→ **Task details**: Which lines below hold the word "this"? Copy all of them.

(Excerpts from a figure dataset)
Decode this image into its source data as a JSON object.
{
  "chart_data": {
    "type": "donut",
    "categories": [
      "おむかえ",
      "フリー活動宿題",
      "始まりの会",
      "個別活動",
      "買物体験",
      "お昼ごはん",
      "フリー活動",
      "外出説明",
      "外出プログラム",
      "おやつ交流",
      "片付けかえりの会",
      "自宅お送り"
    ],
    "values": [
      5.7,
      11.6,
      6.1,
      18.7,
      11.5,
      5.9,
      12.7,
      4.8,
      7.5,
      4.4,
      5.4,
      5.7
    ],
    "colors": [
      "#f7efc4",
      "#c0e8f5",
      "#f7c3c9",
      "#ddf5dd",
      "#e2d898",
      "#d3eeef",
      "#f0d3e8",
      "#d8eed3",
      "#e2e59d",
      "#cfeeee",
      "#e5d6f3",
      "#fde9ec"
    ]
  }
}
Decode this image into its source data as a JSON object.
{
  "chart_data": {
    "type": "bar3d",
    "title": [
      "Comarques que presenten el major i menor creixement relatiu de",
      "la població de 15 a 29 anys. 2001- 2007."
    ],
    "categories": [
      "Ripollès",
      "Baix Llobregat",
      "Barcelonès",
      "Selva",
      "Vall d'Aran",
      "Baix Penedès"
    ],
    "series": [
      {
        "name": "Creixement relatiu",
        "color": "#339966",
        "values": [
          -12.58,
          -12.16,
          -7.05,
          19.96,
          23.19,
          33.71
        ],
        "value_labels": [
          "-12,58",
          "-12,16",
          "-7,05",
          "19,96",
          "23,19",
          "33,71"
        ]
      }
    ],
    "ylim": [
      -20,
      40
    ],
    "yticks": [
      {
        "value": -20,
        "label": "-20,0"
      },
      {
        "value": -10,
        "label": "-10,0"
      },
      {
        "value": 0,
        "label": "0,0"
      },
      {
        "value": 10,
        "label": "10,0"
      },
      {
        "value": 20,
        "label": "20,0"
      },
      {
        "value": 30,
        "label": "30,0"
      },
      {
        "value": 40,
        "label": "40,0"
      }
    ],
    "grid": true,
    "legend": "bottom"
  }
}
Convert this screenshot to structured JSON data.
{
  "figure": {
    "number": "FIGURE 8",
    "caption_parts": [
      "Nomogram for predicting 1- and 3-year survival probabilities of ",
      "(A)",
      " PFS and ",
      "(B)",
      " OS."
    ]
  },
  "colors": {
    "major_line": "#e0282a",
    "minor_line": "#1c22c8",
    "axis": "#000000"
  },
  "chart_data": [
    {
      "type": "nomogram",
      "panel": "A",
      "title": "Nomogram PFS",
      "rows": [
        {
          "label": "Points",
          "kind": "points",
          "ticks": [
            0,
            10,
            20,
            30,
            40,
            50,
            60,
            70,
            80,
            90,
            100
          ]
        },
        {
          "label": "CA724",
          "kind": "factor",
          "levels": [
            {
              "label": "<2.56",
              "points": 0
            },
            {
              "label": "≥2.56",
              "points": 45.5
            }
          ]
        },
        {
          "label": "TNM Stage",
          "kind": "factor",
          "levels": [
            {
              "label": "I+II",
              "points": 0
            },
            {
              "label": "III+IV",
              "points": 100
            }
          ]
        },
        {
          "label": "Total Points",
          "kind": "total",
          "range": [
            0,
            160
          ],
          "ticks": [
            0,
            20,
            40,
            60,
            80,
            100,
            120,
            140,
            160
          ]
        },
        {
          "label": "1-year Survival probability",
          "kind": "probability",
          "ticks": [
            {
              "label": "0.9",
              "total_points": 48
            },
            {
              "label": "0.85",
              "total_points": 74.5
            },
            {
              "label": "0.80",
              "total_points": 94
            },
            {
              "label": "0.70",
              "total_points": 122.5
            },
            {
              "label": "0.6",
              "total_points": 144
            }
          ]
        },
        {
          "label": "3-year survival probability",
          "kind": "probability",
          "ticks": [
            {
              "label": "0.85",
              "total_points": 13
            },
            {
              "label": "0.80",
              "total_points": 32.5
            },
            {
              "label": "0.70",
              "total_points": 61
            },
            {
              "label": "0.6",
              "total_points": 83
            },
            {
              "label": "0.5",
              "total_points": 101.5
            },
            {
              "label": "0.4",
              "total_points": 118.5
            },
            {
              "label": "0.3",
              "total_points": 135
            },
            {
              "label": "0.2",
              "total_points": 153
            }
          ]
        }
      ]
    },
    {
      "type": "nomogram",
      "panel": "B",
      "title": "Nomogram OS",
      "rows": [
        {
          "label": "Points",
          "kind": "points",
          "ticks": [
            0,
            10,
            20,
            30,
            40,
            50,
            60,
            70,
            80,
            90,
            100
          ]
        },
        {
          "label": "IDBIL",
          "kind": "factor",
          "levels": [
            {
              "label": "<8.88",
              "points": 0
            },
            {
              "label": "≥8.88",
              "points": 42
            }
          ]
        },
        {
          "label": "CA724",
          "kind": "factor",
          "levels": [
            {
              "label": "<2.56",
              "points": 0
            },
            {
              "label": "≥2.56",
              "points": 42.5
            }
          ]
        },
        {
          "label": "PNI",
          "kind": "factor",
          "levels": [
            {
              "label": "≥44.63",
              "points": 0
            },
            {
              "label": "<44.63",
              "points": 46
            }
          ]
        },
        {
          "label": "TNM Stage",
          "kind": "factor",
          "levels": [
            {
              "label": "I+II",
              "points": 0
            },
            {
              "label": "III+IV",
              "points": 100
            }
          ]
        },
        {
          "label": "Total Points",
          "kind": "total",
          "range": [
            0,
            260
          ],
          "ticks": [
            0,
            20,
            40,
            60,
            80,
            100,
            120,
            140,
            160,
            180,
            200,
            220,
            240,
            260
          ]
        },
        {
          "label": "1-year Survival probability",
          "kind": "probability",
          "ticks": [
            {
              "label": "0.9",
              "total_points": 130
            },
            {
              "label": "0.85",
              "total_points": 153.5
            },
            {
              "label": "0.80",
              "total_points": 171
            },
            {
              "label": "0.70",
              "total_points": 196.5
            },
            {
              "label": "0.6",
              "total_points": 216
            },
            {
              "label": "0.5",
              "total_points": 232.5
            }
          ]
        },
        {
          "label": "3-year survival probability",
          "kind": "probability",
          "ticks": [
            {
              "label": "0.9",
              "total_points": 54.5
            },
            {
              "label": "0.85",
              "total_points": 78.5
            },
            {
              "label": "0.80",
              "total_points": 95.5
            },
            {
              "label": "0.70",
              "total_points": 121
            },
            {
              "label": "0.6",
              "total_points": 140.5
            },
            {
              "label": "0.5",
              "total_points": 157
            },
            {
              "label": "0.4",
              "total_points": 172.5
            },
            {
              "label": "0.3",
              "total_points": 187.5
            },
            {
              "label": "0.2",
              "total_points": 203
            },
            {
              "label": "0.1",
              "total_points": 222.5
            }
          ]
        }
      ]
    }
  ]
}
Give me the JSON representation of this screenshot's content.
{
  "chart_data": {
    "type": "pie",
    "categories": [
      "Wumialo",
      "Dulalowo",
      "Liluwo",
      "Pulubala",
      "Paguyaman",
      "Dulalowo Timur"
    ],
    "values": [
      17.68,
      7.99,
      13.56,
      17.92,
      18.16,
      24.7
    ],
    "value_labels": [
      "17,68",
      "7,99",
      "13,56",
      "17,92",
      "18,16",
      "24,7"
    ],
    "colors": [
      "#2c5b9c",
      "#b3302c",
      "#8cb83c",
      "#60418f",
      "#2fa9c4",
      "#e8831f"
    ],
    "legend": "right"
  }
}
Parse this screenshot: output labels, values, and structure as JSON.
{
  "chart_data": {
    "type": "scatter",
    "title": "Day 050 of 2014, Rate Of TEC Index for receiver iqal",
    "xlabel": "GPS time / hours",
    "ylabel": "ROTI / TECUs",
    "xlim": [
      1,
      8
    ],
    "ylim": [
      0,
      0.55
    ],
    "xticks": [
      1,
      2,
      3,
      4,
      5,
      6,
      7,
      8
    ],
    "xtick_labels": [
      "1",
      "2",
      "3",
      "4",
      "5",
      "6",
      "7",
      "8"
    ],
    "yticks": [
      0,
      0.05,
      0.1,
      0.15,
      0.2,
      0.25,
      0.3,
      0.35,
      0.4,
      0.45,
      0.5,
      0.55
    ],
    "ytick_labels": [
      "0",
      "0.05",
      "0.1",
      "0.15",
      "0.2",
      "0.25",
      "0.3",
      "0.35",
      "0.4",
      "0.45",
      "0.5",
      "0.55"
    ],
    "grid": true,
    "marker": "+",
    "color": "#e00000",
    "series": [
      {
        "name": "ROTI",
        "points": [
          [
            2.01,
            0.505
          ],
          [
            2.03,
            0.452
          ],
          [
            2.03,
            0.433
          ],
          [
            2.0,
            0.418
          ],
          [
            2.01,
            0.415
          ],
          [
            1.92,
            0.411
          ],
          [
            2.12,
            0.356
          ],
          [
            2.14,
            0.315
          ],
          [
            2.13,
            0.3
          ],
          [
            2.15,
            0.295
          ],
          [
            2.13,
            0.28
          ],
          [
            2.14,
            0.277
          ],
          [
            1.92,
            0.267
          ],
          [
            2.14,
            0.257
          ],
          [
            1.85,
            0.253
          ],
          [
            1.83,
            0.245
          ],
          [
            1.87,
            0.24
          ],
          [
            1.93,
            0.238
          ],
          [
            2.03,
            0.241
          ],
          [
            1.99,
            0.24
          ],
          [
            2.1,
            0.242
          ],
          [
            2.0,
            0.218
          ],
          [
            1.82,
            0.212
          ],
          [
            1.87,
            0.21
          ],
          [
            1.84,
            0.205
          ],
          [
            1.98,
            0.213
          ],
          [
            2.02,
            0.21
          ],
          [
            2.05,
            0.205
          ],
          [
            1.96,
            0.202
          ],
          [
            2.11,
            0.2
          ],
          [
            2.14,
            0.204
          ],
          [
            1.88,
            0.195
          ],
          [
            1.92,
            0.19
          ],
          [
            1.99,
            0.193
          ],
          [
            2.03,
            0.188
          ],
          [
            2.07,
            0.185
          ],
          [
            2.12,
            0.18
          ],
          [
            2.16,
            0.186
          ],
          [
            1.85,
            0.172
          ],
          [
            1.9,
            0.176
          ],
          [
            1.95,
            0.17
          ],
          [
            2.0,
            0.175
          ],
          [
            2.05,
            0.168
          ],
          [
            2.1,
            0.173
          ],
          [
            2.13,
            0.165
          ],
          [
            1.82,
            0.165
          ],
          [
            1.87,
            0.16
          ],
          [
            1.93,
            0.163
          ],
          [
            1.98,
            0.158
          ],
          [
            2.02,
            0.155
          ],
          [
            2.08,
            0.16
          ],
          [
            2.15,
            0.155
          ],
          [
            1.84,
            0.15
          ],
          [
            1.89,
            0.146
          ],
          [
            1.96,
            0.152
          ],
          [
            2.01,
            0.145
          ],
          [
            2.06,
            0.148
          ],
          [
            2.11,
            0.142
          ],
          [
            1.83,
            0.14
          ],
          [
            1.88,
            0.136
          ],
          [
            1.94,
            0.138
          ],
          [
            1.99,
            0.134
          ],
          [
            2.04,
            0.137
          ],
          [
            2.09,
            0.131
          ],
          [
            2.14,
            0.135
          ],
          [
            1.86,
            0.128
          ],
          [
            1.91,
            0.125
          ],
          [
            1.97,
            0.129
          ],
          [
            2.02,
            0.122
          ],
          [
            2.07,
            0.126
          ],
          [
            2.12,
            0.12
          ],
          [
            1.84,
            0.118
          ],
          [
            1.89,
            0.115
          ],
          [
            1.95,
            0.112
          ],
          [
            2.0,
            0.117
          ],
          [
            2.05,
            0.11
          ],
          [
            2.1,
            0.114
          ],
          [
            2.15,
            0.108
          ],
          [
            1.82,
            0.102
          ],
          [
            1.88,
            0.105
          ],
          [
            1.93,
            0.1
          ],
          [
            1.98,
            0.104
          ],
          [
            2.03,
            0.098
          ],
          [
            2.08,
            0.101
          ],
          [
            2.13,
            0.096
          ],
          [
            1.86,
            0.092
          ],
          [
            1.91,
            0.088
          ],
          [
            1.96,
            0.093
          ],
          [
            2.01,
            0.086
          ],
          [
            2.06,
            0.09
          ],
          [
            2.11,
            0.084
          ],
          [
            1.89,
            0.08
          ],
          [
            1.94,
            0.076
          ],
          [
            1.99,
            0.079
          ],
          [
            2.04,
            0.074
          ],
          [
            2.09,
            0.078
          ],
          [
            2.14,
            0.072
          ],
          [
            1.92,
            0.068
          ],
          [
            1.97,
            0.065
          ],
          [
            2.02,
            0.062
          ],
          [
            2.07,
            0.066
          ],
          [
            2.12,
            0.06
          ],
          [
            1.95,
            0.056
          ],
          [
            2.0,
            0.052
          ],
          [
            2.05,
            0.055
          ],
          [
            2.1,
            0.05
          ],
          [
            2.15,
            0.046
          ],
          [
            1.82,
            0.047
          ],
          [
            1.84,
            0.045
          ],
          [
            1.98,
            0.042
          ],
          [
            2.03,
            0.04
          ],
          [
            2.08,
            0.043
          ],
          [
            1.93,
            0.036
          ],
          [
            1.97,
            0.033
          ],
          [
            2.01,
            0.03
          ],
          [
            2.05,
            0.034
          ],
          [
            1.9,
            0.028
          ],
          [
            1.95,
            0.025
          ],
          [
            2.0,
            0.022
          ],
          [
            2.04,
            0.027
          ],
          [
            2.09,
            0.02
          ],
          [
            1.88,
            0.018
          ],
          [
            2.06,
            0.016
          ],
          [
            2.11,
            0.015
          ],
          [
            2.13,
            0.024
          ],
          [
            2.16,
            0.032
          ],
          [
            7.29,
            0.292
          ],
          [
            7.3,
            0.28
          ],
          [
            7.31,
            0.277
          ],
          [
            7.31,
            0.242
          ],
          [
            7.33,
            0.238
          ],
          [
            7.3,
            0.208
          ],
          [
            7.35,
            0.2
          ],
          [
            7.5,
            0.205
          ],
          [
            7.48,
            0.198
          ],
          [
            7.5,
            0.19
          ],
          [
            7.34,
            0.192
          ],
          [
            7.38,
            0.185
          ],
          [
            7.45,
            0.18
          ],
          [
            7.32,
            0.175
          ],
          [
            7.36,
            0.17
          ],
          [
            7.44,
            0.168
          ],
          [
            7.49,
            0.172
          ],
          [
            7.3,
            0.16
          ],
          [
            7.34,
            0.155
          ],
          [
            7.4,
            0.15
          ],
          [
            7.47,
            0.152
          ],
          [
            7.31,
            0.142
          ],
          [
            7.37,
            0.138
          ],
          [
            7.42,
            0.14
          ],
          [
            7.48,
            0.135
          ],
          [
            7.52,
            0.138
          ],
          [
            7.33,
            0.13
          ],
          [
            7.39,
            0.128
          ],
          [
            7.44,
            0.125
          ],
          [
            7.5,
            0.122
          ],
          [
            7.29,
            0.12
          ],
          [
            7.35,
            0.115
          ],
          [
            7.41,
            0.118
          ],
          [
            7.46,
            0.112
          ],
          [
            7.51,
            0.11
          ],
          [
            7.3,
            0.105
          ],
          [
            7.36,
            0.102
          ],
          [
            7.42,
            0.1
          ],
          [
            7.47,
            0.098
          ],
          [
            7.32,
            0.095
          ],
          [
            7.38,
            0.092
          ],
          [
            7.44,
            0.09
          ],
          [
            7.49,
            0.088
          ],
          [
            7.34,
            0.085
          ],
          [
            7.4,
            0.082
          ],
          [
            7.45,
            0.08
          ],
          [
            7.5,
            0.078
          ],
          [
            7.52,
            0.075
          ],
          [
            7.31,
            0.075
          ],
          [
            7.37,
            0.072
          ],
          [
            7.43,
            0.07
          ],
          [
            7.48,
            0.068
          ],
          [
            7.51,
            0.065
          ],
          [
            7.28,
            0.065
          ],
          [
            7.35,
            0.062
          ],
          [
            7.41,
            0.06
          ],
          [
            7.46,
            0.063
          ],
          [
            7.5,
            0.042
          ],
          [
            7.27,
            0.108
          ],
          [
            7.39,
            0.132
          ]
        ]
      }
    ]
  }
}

→ **Answer for the task**:
Decode this image into its source data as a JSON object.
Decode this image into its source data as a JSON object.
Convert this screenshot to structured JSON data.
Give me the JSON representation of this screenshot's content.
Parse this screenshot: output labels, values, and structure as JSON.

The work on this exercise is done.